## [Task]
In the data below, find every line with the string "this" and pull it out.

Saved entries
+ + + +
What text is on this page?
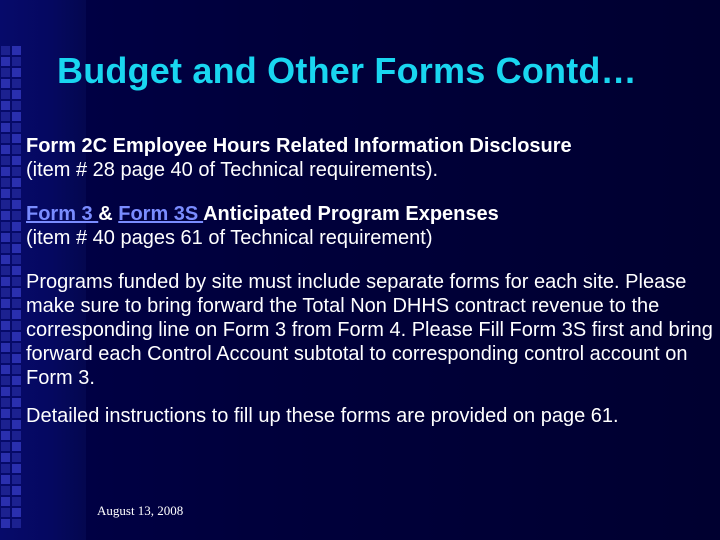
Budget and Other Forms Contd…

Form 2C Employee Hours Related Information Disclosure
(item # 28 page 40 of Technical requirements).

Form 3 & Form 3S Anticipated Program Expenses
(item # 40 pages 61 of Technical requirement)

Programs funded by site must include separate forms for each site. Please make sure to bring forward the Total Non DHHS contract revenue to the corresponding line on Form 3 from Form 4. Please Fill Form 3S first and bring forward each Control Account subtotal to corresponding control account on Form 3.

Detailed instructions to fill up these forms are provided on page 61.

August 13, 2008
+ + + +
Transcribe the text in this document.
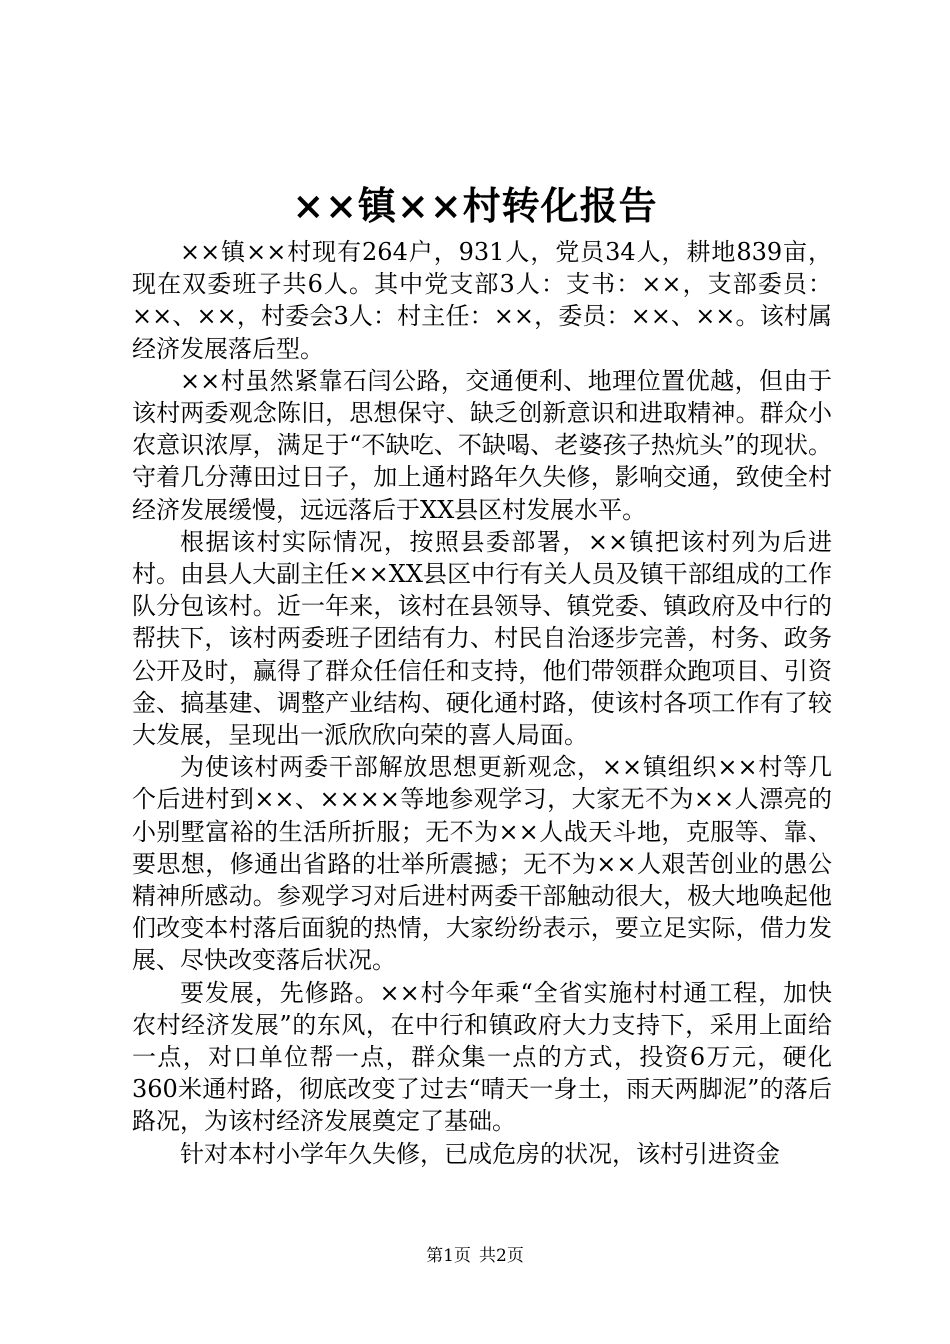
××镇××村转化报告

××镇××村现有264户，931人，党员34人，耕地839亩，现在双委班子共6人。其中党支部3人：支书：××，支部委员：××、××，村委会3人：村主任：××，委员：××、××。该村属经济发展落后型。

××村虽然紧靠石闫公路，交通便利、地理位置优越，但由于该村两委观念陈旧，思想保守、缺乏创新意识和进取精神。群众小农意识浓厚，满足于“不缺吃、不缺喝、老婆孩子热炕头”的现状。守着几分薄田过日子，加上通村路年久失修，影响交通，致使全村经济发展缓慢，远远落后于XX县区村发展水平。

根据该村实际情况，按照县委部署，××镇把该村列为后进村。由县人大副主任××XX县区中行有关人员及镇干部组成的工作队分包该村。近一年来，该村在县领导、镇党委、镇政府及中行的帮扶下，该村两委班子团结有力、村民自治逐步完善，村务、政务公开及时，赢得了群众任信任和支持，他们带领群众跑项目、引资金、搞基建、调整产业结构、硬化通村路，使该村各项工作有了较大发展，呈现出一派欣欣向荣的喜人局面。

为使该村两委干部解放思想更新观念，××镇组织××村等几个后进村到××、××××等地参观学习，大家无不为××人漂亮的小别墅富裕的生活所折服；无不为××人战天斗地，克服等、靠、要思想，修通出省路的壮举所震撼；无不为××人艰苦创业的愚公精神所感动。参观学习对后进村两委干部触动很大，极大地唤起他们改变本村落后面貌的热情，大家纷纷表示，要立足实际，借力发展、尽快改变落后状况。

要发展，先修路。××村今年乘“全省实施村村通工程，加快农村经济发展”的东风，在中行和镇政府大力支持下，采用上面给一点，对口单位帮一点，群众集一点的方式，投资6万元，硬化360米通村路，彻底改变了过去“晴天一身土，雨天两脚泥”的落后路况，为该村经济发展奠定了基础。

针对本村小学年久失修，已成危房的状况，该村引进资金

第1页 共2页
+ + + +
## [Task answer]
What text is on this page?
Transcribe the text in this document.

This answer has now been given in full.